** START OF PROVIDED INFORMATION **

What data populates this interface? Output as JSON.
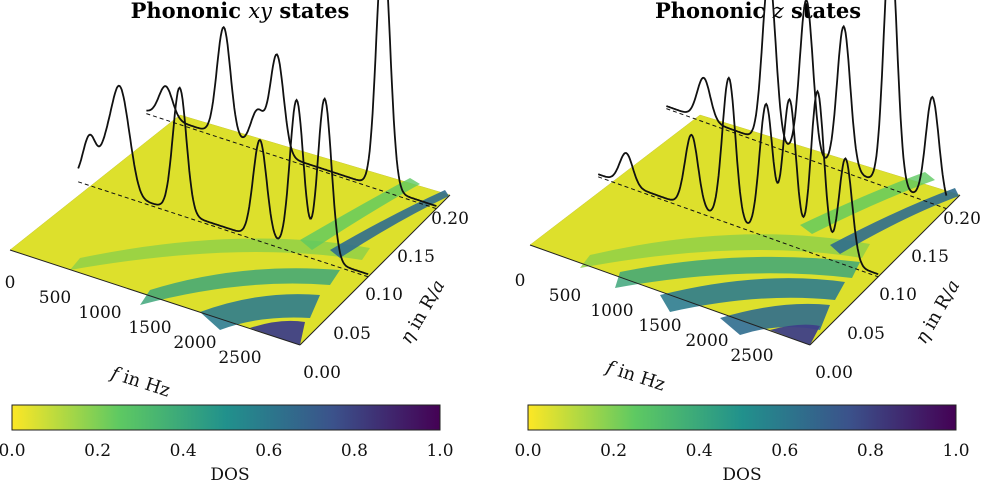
{
  "chart_data": [
    {
      "type": "heatmap",
      "title_prefix": "Phononic",
      "title_var": "xy",
      "title_suffix": "states",
      "xlabel_var": "f",
      "xlabel_text": "in Hz",
      "ylabel_var": "η",
      "ylabel_text": "in R/",
      "ylabel_var2": "a",
      "zlabel": "DOS",
      "x_ticks": [
        "0",
        "500",
        "1000",
        "1500",
        "2000",
        "2500"
      ],
      "x_range": [
        0,
        3000
      ],
      "y_ticks": [
        "0.00",
        "0.05",
        "0.10",
        "0.15",
        "0.20"
      ],
      "y_range": [
        0,
        0.22
      ],
      "colorbar_ticks": [
        "0.0",
        "0.2",
        "0.4",
        "0.6",
        "0.8",
        "1.0"
      ],
      "colorbar_range": [
        0,
        1
      ],
      "slices": [
        {
          "eta": 0.1,
          "peaks": [
            [
              120,
              0.18
            ],
            [
              300,
              0.16
            ],
            [
              420,
              0.32
            ],
            [
              520,
              0.15
            ],
            [
              1050,
              0.48
            ],
            [
              1880,
              0.38
            ],
            [
              2260,
              0.58
            ],
            [
              2550,
              0.62
            ]
          ]
        },
        {
          "eta": 0.2,
          "peaks": [
            [
              200,
              0.12
            ],
            [
              800,
              0.42
            ],
            [
              1150,
              0.14
            ],
            [
              1350,
              0.38
            ],
            [
              2450,
              0.95
            ]
          ]
        }
      ]
    },
    {
      "type": "heatmap",
      "title_prefix": "Phononic",
      "title_var": "z",
      "title_suffix": "states",
      "xlabel_var": "f",
      "xlabel_text": "in Hz",
      "ylabel_var": "η",
      "ylabel_text": "in R/",
      "ylabel_var2": "a",
      "zlabel": "DOS",
      "x_ticks": [
        "0",
        "500",
        "1000",
        "1500",
        "2000",
        "2500"
      ],
      "x_range": [
        0,
        3000
      ],
      "y_ticks": [
        "0.00",
        "0.05",
        "0.10",
        "0.15",
        "0.20"
      ],
      "y_range": [
        0,
        0.22
      ],
      "colorbar_ticks": [
        "0.0",
        "0.2",
        "0.4",
        "0.6",
        "0.8",
        "1.0"
      ],
      "colorbar_range": [
        0,
        1
      ],
      "slices": [
        {
          "eta": 0.1,
          "peaks": [
            [
              300,
              0.12
            ],
            [
              1000,
              0.28
            ],
            [
              1400,
              0.55
            ],
            [
              1800,
              0.5
            ],
            [
              2050,
              0.55
            ],
            [
              2350,
              0.62
            ],
            [
              2650,
              0.4
            ]
          ]
        },
        {
          "eta": 0.2,
          "peaks": [
            [
              400,
              0.16
            ],
            [
              1100,
              0.65
            ],
            [
              1500,
              0.6
            ],
            [
              1900,
              0.55
            ],
            [
              2400,
              0.95
            ],
            [
              2850,
              0.4
            ]
          ]
        }
      ]
    }
  ],
  "colors": {
    "viridis": [
      "#440154",
      "#3b528b",
      "#21918c",
      "#5ec962",
      "#fde725"
    ]
  }
}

** END OF PROVIDED INFORMATION **

Reproduce the full listing faithfully, but do not carry over any pictures.

What data populates this interface? Output as JSON.
{
  "chart_data": [
    {
      "type": "heatmap",
      "title_prefix": "Phononic",
      "title_var": "xy",
      "title_suffix": "states",
      "xlabel_var": "f",
      "xlabel_text": "in Hz",
      "ylabel_var": "η",
      "ylabel_text": "in R/",
      "ylabel_var2": "a",
      "zlabel": "DOS",
      "x_ticks": [
        "0",
        "500",
        "1000",
        "1500",
        "2000",
        "2500"
      ],
      "x_range": [
        0,
        3000
      ],
      "y_ticks": [
        "0.00",
        "0.05",
        "0.10",
        "0.15",
        "0.20"
      ],
      "y_range": [
        0,
        0.22
      ],
      "colorbar_ticks": [
        "0.0",
        "0.2",
        "0.4",
        "0.6",
        "0.8",
        "1.0"
      ],
      "colorbar_range": [
        0,
        1
      ],
      "slices": [
        {
          "eta": 0.1,
          "peaks": [
            [
              120,
              0.18
            ],
            [
              300,
              0.16
            ],
            [
              420,
              0.32
            ],
            [
              520,
              0.15
            ],
            [
              1050,
              0.48
            ],
            [
              1880,
              0.38
            ],
            [
              2260,
              0.58
            ],
            [
              2550,
              0.62
            ]
          ]
        },
        {
          "eta": 0.2,
          "peaks": [
            [
              200,
              0.12
            ],
            [
              800,
              0.42
            ],
            [
              1150,
              0.14
            ],
            [
              1350,
              0.38
            ],
            [
              2450,
              0.95
            ]
          ]
        }
      ]
    },
    {
      "type": "heatmap",
      "title_prefix": "Phononic",
      "title_var": "z",
      "title_suffix": "states",
      "xlabel_var": "f",
      "xlabel_text": "in Hz",
      "ylabel_var": "η",
      "ylabel_text": "in R/",
      "ylabel_var2": "a",
      "zlabel": "DOS",
      "x_ticks": [
        "0",
        "500",
        "1000",
        "1500",
        "2000",
        "2500"
      ],
      "x_range": [
        0,
        3000
      ],
      "y_ticks": [
        "0.00",
        "0.05",
        "0.10",
        "0.15",
        "0.20"
      ],
      "y_range": [
        0,
        0.22
      ],
      "colorbar_ticks": [
        "0.0",
        "0.2",
        "0.4",
        "0.6",
        "0.8",
        "1.0"
      ],
      "colorbar_range": [
        0,
        1
      ],
      "slices": [
        {
          "eta": 0.1,
          "peaks": [
            [
              300,
              0.12
            ],
            [
              1000,
              0.28
            ],
            [
              1400,
              0.55
            ],
            [
              1800,
              0.5
            ],
            [
              2050,
              0.55
            ],
            [
              2350,
              0.62
            ],
            [
              2650,
              0.4
            ]
          ]
        },
        {
          "eta": 0.2,
          "peaks": [
            [
              400,
              0.16
            ],
            [
              1100,
              0.65
            ],
            [
              1500,
              0.6
            ],
            [
              1900,
              0.55
            ],
            [
              2400,
              0.95
            ],
            [
              2850,
              0.4
            ]
          ]
        }
      ]
    }
  ],
  "colors": {
    "viridis": [
      "#440154",
      "#3b528b",
      "#21918c",
      "#5ec962",
      "#fde725"
    ]
  }
}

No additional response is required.